» What this task involves: Count the lines below that contain the word "title", and report only that number.

[Data records]
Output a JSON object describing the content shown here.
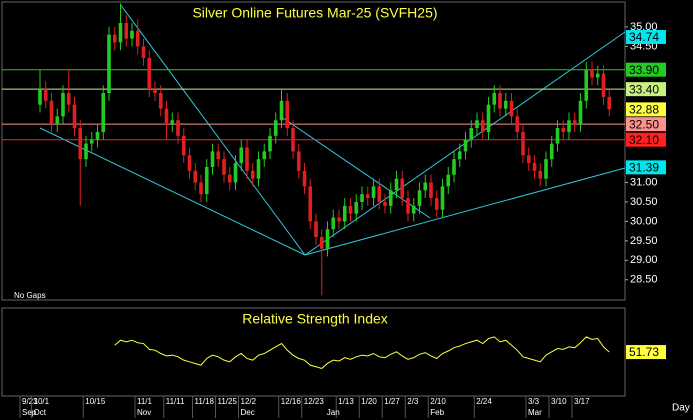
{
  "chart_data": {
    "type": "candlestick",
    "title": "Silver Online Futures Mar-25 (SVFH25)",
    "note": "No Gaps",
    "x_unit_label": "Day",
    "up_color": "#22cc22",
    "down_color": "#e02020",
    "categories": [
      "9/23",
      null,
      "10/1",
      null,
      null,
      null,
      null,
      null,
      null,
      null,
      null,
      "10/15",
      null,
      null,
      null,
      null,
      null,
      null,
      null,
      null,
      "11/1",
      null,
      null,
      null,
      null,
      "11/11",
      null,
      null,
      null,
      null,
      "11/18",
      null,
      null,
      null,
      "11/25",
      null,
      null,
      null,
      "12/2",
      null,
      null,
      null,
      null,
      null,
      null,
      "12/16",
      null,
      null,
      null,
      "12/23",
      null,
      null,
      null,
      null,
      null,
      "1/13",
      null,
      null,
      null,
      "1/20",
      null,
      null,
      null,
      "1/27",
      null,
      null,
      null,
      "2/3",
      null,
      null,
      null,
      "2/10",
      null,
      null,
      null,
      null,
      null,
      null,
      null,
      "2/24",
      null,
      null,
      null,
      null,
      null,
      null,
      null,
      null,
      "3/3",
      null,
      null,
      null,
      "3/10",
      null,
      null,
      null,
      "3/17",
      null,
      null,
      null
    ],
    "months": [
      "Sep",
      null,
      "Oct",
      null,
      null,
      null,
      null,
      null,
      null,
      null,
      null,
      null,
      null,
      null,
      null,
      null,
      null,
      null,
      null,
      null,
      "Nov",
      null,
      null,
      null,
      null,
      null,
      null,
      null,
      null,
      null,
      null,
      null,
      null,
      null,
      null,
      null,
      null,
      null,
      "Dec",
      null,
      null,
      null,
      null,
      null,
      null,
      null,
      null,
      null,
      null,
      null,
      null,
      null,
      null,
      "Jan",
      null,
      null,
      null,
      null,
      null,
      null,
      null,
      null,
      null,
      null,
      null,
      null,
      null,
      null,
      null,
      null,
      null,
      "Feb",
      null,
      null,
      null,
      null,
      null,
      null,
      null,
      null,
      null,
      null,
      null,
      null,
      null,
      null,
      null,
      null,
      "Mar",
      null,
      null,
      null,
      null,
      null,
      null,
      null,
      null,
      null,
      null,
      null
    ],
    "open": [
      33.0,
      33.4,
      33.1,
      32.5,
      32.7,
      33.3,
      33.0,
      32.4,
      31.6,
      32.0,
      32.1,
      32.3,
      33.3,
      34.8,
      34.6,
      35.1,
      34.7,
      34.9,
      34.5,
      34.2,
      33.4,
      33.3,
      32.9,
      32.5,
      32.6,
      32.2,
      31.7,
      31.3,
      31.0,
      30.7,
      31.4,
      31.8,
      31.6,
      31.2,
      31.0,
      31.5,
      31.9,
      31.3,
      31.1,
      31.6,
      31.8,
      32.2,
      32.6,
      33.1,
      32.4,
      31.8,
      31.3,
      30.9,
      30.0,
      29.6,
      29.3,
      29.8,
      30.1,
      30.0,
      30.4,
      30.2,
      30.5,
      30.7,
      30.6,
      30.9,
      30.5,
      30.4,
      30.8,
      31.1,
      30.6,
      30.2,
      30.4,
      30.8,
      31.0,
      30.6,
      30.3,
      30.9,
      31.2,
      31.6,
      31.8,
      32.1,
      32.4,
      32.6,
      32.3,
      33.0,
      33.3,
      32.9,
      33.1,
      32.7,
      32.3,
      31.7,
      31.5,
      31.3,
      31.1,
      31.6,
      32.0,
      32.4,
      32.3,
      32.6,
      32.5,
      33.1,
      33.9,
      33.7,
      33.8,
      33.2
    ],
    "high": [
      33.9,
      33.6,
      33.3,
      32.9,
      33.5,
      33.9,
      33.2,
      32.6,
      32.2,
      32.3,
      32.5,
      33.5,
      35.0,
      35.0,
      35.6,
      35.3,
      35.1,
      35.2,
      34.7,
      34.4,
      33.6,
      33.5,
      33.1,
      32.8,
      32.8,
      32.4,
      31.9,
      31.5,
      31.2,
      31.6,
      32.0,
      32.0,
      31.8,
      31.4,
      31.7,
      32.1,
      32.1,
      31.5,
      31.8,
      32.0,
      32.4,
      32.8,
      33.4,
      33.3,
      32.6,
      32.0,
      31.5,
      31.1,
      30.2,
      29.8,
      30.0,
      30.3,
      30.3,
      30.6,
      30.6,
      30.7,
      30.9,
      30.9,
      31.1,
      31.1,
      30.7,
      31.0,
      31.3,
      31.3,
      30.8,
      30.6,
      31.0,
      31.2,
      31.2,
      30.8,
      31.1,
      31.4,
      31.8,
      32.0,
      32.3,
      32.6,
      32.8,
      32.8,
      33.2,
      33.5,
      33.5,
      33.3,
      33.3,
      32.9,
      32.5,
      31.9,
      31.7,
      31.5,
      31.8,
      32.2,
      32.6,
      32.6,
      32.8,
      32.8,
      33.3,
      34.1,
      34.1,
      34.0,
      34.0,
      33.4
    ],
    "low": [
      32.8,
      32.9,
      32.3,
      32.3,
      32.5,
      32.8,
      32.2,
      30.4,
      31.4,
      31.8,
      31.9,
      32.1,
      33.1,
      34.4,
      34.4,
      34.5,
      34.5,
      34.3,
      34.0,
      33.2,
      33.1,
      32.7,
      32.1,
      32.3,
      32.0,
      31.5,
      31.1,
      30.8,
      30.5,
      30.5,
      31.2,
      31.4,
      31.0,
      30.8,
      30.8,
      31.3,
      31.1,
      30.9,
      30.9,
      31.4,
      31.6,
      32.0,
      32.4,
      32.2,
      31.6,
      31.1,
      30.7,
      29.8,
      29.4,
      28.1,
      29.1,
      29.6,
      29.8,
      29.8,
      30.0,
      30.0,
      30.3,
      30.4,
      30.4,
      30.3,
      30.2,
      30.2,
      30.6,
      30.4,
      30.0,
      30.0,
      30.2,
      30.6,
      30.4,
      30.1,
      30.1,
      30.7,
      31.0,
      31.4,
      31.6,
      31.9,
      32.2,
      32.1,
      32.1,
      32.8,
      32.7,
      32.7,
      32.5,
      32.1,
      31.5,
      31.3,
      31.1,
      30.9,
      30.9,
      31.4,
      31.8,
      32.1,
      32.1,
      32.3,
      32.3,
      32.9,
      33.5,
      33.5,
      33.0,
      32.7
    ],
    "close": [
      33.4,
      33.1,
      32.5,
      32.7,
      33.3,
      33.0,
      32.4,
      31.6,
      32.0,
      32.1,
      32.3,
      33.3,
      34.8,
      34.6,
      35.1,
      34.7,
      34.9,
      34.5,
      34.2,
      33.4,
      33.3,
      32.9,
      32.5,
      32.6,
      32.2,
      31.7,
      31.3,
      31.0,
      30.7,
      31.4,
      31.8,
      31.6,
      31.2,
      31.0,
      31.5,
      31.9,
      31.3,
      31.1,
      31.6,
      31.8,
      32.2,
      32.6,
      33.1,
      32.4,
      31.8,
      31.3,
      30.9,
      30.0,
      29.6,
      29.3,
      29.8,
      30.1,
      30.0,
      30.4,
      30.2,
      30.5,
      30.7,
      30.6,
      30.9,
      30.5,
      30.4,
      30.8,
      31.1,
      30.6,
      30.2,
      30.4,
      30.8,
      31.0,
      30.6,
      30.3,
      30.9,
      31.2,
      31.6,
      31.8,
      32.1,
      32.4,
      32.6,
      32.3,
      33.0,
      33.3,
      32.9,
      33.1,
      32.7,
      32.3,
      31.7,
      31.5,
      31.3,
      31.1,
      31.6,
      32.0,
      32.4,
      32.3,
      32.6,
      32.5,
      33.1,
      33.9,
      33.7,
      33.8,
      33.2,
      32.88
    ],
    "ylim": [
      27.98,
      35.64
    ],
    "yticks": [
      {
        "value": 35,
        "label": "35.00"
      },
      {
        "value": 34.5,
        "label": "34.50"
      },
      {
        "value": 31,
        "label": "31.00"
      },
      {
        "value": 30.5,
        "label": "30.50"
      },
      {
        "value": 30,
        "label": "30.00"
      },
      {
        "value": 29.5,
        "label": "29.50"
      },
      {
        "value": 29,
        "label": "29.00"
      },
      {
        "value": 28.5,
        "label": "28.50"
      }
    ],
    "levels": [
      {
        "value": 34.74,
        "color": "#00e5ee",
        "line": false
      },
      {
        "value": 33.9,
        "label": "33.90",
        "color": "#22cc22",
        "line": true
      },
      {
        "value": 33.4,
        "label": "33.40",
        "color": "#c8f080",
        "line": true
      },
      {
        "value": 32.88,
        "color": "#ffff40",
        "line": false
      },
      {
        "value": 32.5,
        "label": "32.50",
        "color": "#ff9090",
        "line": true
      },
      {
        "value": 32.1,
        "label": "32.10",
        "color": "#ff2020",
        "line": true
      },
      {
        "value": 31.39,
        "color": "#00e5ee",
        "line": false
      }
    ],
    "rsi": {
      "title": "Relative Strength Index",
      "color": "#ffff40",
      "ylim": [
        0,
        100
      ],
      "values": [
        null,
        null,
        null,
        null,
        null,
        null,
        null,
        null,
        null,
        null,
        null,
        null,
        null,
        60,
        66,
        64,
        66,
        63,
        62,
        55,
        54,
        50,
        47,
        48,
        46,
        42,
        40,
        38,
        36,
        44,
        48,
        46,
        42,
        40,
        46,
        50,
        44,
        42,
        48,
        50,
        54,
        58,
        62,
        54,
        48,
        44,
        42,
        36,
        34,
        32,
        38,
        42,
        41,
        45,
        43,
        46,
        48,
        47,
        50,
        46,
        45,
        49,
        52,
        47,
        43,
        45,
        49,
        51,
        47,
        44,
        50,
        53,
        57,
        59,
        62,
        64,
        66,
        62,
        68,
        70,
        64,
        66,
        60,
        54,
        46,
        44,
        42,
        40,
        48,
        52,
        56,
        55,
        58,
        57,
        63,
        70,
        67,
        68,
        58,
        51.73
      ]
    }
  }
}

» Solved exercise: 2